Work to do:
Go through the records underneath and write each one out again exactly.

Dataset rows:
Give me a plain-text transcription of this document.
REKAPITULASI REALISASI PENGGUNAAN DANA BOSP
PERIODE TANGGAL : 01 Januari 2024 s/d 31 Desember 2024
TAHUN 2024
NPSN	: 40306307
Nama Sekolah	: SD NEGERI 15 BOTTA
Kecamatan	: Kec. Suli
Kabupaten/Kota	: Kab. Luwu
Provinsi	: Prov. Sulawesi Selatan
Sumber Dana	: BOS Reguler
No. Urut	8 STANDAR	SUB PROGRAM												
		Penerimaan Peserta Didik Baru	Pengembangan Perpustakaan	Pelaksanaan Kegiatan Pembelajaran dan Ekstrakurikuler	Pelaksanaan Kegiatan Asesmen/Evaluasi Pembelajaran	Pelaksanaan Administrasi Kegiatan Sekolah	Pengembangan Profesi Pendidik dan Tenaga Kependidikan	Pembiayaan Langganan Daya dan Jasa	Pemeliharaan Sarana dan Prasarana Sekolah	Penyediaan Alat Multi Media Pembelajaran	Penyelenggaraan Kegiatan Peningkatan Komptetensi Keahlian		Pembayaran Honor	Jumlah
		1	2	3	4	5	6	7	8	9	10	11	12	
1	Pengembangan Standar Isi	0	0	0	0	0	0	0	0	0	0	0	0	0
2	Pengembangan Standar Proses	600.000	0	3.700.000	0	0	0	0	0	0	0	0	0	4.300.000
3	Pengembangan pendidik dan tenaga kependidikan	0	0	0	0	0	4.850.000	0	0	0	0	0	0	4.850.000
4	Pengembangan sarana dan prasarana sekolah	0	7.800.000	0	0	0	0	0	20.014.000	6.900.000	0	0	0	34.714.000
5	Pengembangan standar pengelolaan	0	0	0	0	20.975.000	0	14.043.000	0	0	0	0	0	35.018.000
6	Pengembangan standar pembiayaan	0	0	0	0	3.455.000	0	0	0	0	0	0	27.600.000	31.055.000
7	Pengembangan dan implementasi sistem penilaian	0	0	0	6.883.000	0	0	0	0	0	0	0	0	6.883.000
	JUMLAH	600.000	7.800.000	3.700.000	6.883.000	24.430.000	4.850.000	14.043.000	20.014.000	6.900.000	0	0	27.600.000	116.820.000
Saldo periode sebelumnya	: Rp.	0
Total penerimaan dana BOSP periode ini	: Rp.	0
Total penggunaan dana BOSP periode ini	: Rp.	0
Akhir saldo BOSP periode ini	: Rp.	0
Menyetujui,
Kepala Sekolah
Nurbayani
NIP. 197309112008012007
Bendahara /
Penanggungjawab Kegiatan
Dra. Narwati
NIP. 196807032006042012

Result of this exercise:
Give me a plain-text transcription of this document.
REKAPITULASI REALISASI PENGGUNAAN DANA BOSP
PERIODE TANGGAL : 01 Januari 2024 s/d 31 Desember 2024
TAHUN 2024
NPSN	: 40306307
Nama Sekolah	: SD NEGERI 15 BOTTA
Kecamatan	: Kec. Suli
Kabupaten/Kota	: Kab. Luwu
Provinsi	: Prov. Sulawesi Selatan
Sumber Dana	: BOS Reguler
No. Urut	8 STANDAR	SUB PROGRAM												
		Penerimaan Peserta Didik Baru	Pengembangan Perpustakaan	Pelaksanaan Kegiatan Pembelajaran dan Ekstrakurikuler	Pelaksanaan Kegiatan Asesmen/Evaluasi Pembelajaran	Pelaksanaan Administrasi Kegiatan Sekolah	Pengembangan Profesi Pendidik dan Tenaga Kependidikan	Pembiayaan Langganan Daya dan Jasa	Pemeliharaan Sarana dan Prasarana Sekolah	Penyediaan Alat Multi Media Pembelajaran	Penyelenggaraan Kegiatan Peningkatan Komptetensi Keahlian		Pembayaran Honor	Jumlah
		1	2	3	4	5	6	7	8	9	10	11	12	
1	Pengembangan Standar Isi	0	0	0	0	0	0	0	0	0	0	0	0	0
2	Pengembangan Standar Proses	600.000	0	3.700.000	0	0	0	0	0	0	0	0	0	4.300.000
3	Pengembangan pendidik dan tenaga kependidikan	0	0	0	0	0	4.850.000	0	0	0	0	0	0	4.850.000
4	Pengembangan sarana dan prasarana sekolah	0	7.800.000	0	0	0	0	0	20.014.000	6.900.000	0	0	0	34.714.000
5	Pengembangan standar pengelolaan	0	0	0	0	20.975.000	0	14.043.000	0	0	0	0	0	35.018.000
6	Pengembangan standar pembiayaan	0	0	0	0	3.455.000	0	0	0	0	0	0	27.600.000	31.055.000
7	Pengembangan dan implementasi sistem penilaian	0	0	0	6.883.000	0	0	0	0	0	0	0	0	6.883.000
	JUMLAH	600.000	7.800.000	3.700.000	6.883.000	24.430.000	4.850.000	14.043.000	20.014.000	6.900.000	0	0	27.600.000	116.820.000
Saldo periode sebelumnya	: Rp.	0
Total penerimaan dana BOSP periode ini	: Rp.	0
Total penggunaan dana BOSP periode ini	: Rp.	0
Akhir saldo BOSP periode ini	: Rp.	0
Menyetujui,
Kepala Sekolah
Nurbayani
NIP. 197309112008012007
Bendahara /
Penanggungjawab Kegiatan
Dra. Narwati
NIP. 196807032006042012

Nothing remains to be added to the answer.